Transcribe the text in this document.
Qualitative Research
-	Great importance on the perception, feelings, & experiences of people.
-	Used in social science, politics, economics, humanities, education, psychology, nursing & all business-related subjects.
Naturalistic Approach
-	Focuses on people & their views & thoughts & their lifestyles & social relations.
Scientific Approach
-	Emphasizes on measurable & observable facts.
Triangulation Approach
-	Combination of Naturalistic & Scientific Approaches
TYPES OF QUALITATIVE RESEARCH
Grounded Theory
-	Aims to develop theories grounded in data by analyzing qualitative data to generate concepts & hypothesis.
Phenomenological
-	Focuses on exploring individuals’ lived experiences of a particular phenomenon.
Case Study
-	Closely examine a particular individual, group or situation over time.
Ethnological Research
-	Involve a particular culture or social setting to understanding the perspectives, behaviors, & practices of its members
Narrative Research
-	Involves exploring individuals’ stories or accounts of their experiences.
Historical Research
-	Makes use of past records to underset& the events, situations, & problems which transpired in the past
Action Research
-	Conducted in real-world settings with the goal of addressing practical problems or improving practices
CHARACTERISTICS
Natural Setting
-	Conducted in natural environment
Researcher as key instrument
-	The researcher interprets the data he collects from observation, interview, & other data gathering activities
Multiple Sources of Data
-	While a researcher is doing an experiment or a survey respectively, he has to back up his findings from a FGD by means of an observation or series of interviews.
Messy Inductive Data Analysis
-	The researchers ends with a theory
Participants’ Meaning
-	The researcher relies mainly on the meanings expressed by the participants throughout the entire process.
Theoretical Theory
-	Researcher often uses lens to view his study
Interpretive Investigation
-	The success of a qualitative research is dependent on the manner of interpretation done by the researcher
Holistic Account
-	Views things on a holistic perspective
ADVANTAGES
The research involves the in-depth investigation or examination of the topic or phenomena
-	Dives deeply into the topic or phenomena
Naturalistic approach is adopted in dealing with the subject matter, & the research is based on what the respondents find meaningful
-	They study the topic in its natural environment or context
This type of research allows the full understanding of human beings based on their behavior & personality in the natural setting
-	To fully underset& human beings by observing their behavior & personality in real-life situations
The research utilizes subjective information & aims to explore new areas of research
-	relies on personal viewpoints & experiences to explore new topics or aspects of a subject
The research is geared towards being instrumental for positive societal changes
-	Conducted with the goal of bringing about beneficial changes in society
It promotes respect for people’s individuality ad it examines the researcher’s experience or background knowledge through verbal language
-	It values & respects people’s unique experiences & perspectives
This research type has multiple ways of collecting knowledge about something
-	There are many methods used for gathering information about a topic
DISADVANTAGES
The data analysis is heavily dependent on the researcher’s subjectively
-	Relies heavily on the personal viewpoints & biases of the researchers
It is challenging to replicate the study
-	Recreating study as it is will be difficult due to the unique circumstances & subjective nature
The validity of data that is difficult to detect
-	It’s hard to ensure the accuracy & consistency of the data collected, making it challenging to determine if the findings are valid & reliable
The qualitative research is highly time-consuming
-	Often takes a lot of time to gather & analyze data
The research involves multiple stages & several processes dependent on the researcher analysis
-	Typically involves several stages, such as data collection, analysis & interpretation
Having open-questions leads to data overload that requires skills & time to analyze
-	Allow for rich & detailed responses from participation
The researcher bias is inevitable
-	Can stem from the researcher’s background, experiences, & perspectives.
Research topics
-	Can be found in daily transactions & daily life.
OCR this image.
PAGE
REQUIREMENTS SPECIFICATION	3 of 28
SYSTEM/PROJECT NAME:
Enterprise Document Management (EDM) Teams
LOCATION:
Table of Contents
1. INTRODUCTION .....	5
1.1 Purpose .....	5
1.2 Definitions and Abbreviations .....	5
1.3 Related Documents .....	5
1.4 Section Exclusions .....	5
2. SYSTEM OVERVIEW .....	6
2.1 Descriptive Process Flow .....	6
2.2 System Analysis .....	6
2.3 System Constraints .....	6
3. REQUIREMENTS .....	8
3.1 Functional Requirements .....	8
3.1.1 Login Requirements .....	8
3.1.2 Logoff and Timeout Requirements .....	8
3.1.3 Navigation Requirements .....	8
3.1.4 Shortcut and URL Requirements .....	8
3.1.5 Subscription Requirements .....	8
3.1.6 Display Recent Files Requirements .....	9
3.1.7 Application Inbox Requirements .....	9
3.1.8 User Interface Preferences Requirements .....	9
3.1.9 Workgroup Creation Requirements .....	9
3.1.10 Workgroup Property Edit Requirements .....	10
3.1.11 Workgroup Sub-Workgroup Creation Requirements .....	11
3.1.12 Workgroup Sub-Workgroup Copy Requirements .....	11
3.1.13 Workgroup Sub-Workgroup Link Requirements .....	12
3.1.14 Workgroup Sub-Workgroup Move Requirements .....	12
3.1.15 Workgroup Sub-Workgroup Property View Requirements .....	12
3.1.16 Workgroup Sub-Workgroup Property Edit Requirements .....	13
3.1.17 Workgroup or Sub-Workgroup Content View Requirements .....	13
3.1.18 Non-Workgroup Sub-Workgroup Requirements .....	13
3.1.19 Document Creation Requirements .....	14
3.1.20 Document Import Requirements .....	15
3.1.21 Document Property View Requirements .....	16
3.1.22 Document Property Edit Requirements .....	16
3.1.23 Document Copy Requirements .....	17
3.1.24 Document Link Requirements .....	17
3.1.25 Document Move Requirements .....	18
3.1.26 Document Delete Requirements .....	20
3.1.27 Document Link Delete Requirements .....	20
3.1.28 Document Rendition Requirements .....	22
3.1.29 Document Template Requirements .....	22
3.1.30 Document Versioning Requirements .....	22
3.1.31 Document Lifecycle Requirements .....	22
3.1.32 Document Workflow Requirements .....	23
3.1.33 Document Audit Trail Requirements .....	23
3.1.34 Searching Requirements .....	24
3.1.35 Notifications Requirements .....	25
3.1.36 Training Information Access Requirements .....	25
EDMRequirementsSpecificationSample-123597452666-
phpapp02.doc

> **What you need to do**: In the entries above, find each line with the word "Move" and show it.

> **Answer to the problem**:
3.1.14 Workgroup Sub-Workgroup Move Requirements .....	12
3.1.25 Document Move Requirements .....	18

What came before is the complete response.